◆ WHAT IS EXPECTED
Set down all of the data exactly as it appears.

◆ EXTRACTED RECORDS
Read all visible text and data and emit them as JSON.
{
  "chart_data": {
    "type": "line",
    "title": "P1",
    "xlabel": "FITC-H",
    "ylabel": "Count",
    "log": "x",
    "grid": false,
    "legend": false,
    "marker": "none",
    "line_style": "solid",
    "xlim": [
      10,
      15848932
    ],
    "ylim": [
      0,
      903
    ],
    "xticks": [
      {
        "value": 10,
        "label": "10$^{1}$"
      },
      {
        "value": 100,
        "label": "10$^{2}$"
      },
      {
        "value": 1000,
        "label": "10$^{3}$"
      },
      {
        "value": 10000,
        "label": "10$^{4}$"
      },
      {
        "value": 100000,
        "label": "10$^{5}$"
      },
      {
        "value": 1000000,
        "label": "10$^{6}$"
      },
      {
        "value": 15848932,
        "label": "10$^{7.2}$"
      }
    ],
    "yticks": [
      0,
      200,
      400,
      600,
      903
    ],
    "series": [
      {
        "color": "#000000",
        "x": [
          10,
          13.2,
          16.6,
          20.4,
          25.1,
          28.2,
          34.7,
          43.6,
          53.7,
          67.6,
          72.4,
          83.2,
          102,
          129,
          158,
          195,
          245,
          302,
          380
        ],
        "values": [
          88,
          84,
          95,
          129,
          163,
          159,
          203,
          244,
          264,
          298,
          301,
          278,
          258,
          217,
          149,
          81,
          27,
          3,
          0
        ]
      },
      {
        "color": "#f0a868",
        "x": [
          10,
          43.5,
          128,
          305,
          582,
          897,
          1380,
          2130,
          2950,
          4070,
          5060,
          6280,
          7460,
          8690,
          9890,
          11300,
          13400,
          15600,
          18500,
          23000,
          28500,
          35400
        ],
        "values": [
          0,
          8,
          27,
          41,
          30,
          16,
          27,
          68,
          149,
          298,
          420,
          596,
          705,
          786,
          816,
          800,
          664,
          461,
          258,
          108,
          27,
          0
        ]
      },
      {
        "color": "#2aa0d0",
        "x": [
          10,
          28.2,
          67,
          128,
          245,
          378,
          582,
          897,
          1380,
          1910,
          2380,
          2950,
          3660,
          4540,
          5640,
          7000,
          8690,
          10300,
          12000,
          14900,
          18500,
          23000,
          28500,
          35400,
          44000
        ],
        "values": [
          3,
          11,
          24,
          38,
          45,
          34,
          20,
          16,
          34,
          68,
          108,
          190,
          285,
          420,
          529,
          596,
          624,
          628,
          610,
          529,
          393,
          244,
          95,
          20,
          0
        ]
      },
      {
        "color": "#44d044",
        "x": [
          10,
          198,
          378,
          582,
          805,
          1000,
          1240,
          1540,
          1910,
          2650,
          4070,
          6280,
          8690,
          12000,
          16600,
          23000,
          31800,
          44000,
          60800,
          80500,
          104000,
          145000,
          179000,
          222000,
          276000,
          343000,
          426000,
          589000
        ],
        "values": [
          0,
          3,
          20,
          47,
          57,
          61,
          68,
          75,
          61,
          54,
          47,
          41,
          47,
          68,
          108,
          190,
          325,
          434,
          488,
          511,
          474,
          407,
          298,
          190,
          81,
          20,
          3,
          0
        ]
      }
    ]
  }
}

◆ WRITTEN SOLUTION
Read all visible text and data and emit them as JSON.
{
  "chart_data": {
    "type": "line",
    "title": "P1",
    "xlabel": "FITC-H",
    "ylabel": "Count",
    "log": "x",
    "grid": false,
    "legend": false,
    "marker": "none",
    "line_style": "solid",
    "xlim": [
      10,
      15848932
    ],
    "ylim": [
      0,
      903
    ],
    "xticks": [
      {
        "value": 10,
        "label": "10$^{1}$"
      },
      {
        "value": 100,
        "label": "10$^{2}$"
      },
      {
        "value": 1000,
        "label": "10$^{3}$"
      },
      {
        "value": 10000,
        "label": "10$^{4}$"
      },
      {
        "value": 100000,
        "label": "10$^{5}$"
      },
      {
        "value": 1000000,
        "label": "10$^{6}$"
      },
      {
        "value": 15848932,
        "label": "10$^{7.2}$"
      }
    ],
    "yticks": [
      0,
      200,
      400,
      600,
      903
    ],
    "series": [
      {
        "color": "#000000",
        "x": [
          10,
          13.2,
          16.6,
          20.4,
          25.1,
          28.2,
          34.7,
          43.6,
          53.7,
          67.6,
          72.4,
          83.2,
          102,
          129,
          158,
          195,
          245,
          302,
          380
        ],
        "values": [
          88,
          84,
          95,
          129,
          163,
          159,
          203,
          244,
          264,
          298,
          301,
          278,
          258,
          217,
          149,
          81,
          27,
          3,
          0
        ]
      },
      {
        "color": "#f0a868",
        "x": [
          10,
          43.5,
          128,
          305,
          582,
          897,
          1380,
          2130,
          2950,
          4070,
          5060,
          6280,
          7460,
          8690,
          9890,
          11300,
          13400,
          15600,
          18500,
          23000,
          28500,
          35400
        ],
        "values": [
          0,
          8,
          27,
          41,
          30,
          16,
          27,
          68,
          149,
          298,
          420,
          596,
          705,
          786,
          816,
          800,
          664,
          461,
          258,
          108,
          27,
          0
        ]
      },
      {
        "color": "#2aa0d0",
        "x": [
          10,
          28.2,
          67,
          128,
          245,
          378,
          582,
          897,
          1380,
          1910,
          2380,
          2950,
          3660,
          4540,
          5640,
          7000,
          8690,
          10300,
          12000,
          14900,
          18500,
          23000,
          28500,
          35400,
          44000
        ],
        "values": [
          3,
          11,
          24,
          38,
          45,
          34,
          20,
          16,
          34,
          68,
          108,
          190,
          285,
          420,
          529,
          596,
          624,
          628,
          610,
          529,
          393,
          244,
          95,
          20,
          0
        ]
      },
      {
        "color": "#44d044",
        "x": [
          10,
          198,
          378,
          582,
          805,
          1000,
          1240,
          1540,
          1910,
          2650,
          4070,
          6280,
          8690,
          12000,
          16600,
          23000,
          31800,
          44000,
          60800,
          80500,
          104000,
          145000,
          179000,
          222000,
          276000,
          343000,
          426000,
          589000
        ],
        "values": [
          0,
          3,
          20,
          47,
          57,
          61,
          68,
          75,
          61,
          54,
          47,
          41,
          47,
          68,
          108,
          190,
          325,
          434,
          488,
          511,
          474,
          407,
          298,
          190,
          81,
          20,
          3,
          0
        ]
      }
    ]
  }
}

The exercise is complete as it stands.